Texte de lecture:
# # # # #
D’où ma frustration sans nom dans ce doux pays qu’est le Japon. La diététique y est naturelle, d’ailleurs il est très rare de voir des gens en surpoids dans la rue; des obèses, n’en parlons pas. Je crois que je n’en ai jamais vu. Les statistiques du pays sont parlantes; avec la Corée, ce sont les deux pays avec le moins d’obèses de tous les pays de l’OCDE seulement 25% d’obèses en 2009, en sachant que pour la Japan Obesity Association, l’obésité se définit avec une Indice de Masse Corporelle supérieur à 26,5, contre 30 aux USA…Cette donnée-là est déjà assez significative. Et comme ce n’est pas grâce à leur activité physique (ils n’ont déjà pas assez de temps pour dormir, ce n’est pas pour aller faire un footing), c’est évidemment grâce à leur régime alimentaire. Entre autres, pas de sucre rapide ou très peu.
# # # # #
Données de détection de la mise en page des documents:
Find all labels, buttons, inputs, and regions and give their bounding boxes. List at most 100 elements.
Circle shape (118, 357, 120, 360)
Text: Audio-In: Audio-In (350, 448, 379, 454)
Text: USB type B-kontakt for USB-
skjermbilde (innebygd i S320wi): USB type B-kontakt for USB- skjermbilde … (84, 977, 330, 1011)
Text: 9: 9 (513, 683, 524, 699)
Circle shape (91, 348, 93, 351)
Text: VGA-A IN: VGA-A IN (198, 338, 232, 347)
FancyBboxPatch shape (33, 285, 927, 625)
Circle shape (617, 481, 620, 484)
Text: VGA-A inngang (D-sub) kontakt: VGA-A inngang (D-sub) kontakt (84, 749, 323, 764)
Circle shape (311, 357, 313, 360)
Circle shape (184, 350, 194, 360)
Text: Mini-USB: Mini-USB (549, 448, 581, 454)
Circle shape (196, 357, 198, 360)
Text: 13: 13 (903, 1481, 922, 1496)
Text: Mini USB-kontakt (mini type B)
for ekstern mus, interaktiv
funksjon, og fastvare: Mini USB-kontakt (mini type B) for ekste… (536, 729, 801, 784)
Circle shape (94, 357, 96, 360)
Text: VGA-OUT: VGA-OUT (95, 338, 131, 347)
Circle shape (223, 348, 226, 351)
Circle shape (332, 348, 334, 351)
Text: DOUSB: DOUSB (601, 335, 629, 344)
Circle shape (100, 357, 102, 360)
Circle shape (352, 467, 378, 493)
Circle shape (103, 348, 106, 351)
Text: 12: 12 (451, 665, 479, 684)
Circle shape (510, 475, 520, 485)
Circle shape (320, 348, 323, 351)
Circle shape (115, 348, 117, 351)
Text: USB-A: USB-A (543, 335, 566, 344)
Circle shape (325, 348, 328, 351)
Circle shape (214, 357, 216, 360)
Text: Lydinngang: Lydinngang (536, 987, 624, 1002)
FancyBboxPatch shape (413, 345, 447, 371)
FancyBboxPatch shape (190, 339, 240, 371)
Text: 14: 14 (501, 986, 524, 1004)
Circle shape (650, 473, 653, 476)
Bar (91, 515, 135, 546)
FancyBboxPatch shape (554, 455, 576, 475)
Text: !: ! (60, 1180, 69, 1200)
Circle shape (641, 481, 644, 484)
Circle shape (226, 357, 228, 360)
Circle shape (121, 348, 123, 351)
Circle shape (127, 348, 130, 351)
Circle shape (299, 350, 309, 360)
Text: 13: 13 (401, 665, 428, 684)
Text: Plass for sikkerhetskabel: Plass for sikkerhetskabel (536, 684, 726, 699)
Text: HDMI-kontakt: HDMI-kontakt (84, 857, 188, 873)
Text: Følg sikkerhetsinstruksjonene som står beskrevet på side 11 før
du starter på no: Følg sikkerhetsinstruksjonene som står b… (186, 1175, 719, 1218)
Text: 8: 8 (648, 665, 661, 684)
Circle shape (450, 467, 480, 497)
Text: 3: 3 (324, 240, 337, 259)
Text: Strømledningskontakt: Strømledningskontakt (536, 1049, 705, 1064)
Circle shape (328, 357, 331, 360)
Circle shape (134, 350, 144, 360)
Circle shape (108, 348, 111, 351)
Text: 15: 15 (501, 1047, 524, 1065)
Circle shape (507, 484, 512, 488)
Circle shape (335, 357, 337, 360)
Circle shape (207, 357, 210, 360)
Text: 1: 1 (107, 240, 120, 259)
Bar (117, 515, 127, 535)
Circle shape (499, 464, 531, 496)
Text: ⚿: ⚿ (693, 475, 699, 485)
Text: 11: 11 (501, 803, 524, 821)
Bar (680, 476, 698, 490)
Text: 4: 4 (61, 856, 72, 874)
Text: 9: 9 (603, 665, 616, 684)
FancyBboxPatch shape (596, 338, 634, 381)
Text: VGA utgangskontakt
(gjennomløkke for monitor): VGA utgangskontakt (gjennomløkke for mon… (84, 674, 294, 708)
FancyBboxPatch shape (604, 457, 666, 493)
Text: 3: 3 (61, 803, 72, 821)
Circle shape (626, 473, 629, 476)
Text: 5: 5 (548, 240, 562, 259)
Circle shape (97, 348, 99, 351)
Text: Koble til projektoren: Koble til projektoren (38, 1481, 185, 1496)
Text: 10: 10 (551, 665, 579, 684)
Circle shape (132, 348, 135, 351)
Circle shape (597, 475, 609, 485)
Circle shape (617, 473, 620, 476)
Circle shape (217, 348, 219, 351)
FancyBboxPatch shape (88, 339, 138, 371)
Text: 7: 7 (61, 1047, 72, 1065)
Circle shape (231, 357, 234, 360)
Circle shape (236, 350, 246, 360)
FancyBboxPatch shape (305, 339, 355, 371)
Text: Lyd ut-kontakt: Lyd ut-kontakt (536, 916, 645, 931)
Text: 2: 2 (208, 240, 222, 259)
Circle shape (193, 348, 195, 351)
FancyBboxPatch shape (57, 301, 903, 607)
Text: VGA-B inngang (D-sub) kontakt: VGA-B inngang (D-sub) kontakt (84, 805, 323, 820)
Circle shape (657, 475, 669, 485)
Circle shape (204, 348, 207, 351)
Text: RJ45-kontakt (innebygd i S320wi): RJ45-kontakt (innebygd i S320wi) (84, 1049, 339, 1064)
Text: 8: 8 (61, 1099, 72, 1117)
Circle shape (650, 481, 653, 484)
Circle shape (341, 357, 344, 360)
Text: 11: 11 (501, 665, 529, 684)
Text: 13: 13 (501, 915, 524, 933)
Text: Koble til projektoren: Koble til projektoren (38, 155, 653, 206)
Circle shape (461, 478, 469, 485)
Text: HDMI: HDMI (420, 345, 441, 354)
# # # # #
Questions:
- A) Répondez à ces questions sur le texte consacré à l'alimentation au Japon :
(i) Quel pays figure avec le Japon parmi les deux pays de l'OCDE comptant le moins d'obèses ?
(ii) Selon la Japan Obesity Association, au-delà de quel Indice de Masse Corporelle parle-t-on d'obésité ?
(iii) Quel type de sucre est absent, ou presque, du régime alimentaire des Japonais ?
- B) Poursuivez le texte sur l'alimentation au Japon à la suite de sa dernière phrase.

Réponses aux exercices:
- A)
(i) La Corée.
(ii) Au-delà de 26,5.
(iii) Le sucre rapide.

- B)
Sumo

Historiquement, le sucre est arrivé  tardivement dans l’alimentation japonaise par rapport à l’Europe. En 1637, 37000 chrétiens qui s’étaient rebellé contre le shogunat à Shimabara se font massacré avec le concours des Hollandais alors sur place. A partir de là et pendant 200 ans, les seuls échanges avec le monde extérieur se feront par l’intermédiaire des Hollandais à Nagasaki. C’est donc grâce aux Hollandais que les Japonais ont d’abord découvert le sucre. Un proverbe japonais dit d’ailleurs que « plus on s’éloigne de Nagasaki, moins les mets sont sucrés ». Mais l’intégration dans le régime alimentaire  ne s’est vraiment fait qu’au XXème siècle!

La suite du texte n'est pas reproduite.